[To do]: Go through the entries below and collect each line with the string "JSON" in it.

[Dataset records]:
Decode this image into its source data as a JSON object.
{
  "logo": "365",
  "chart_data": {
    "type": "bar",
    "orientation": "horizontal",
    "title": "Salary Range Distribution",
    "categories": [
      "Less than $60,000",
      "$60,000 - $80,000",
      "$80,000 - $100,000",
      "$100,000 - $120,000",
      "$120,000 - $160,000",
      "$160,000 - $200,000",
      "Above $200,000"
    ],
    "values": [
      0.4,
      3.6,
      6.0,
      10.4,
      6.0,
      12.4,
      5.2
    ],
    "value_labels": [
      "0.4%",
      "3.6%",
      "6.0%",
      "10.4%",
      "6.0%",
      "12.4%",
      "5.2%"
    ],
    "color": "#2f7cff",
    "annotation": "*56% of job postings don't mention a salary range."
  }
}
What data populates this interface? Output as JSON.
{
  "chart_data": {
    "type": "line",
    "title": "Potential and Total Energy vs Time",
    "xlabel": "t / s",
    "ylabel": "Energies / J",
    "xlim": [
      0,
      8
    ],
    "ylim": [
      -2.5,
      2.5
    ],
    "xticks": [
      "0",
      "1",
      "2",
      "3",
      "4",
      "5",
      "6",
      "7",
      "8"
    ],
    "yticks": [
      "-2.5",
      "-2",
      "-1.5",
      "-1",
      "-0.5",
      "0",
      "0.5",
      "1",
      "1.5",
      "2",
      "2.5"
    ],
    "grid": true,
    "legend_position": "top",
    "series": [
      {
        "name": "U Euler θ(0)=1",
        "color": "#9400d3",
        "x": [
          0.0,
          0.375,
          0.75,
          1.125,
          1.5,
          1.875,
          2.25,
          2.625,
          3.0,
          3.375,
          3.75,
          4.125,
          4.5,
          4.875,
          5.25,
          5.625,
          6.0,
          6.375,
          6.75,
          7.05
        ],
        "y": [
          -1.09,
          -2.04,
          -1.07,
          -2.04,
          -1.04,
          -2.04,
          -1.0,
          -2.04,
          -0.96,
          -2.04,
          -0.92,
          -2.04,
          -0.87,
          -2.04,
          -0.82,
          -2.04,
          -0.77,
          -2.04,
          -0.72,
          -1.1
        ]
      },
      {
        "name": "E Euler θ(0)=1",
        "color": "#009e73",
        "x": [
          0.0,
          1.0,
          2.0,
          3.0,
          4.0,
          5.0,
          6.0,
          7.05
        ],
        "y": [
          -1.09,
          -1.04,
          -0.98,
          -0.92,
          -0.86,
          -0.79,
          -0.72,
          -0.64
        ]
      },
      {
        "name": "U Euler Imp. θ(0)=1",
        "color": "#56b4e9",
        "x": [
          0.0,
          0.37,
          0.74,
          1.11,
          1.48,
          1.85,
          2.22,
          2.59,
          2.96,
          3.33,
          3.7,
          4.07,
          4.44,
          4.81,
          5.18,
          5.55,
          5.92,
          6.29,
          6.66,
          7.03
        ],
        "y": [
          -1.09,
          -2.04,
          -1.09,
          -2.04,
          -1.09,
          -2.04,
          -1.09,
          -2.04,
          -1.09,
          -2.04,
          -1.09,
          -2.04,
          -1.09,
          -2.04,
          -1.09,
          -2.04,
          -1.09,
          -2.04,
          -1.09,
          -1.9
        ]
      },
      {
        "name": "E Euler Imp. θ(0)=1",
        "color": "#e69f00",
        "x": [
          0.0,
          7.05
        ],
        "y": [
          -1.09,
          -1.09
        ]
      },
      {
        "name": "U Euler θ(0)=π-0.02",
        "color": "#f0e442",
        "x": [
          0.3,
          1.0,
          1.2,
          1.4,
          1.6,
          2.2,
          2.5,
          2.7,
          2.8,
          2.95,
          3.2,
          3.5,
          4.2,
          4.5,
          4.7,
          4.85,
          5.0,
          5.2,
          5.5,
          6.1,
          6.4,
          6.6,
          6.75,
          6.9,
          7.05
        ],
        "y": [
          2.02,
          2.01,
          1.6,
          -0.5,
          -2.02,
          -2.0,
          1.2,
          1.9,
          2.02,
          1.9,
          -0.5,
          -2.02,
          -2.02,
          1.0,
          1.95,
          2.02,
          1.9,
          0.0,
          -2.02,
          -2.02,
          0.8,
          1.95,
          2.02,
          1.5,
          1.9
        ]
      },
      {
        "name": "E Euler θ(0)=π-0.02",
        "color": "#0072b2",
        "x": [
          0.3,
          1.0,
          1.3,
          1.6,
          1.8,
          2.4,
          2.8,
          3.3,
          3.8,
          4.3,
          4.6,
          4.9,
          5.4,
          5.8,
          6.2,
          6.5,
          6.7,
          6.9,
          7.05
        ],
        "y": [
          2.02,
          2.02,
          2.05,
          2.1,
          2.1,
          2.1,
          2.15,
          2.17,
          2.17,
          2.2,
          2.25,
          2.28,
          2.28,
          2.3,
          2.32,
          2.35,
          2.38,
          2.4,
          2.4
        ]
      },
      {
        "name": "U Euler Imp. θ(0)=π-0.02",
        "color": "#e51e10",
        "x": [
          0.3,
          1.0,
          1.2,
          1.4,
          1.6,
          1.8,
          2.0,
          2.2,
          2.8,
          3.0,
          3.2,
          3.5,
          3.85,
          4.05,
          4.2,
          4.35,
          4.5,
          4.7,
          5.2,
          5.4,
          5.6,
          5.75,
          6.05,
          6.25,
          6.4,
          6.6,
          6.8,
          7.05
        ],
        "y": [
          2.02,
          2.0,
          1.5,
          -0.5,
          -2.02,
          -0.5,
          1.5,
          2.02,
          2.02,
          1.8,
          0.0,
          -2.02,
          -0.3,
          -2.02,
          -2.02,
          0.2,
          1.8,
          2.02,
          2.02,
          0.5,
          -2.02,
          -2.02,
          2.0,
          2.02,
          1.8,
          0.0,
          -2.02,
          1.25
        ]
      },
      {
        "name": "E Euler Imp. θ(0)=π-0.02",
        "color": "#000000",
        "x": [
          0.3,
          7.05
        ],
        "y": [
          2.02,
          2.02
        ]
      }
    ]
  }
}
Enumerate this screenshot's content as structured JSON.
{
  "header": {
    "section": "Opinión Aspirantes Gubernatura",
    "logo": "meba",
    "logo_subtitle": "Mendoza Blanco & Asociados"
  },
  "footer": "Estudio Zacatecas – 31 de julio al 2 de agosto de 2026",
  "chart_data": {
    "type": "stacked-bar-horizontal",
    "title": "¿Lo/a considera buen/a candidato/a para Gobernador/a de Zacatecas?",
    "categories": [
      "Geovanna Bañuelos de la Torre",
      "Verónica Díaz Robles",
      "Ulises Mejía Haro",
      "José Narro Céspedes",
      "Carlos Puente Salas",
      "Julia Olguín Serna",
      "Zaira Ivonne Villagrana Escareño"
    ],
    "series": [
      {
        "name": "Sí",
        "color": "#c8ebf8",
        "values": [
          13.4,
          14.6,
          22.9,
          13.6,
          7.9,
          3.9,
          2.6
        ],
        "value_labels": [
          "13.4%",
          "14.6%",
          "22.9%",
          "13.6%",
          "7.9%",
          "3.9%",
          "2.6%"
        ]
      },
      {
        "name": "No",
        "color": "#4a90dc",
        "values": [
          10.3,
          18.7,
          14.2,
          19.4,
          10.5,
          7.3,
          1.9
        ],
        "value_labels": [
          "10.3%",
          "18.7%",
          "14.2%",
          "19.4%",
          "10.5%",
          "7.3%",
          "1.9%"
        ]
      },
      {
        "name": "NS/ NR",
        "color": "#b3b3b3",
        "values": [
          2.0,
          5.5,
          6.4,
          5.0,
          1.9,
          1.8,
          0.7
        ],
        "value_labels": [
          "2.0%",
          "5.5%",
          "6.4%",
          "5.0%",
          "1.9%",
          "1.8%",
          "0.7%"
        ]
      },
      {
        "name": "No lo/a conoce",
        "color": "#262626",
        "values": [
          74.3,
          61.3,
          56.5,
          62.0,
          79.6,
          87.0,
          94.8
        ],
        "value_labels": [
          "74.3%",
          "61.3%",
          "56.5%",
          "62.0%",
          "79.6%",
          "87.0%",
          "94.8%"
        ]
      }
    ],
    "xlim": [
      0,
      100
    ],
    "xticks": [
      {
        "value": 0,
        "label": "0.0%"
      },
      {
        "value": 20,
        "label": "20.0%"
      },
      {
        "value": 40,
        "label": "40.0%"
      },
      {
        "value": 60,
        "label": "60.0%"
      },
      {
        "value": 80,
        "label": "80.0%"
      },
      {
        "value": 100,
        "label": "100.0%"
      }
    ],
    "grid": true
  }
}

[Reply to the task]:
Decode this image into its source data as a JSON object.
What data populates this interface? Output as JSON.
Enumerate this screenshot's content as structured JSON.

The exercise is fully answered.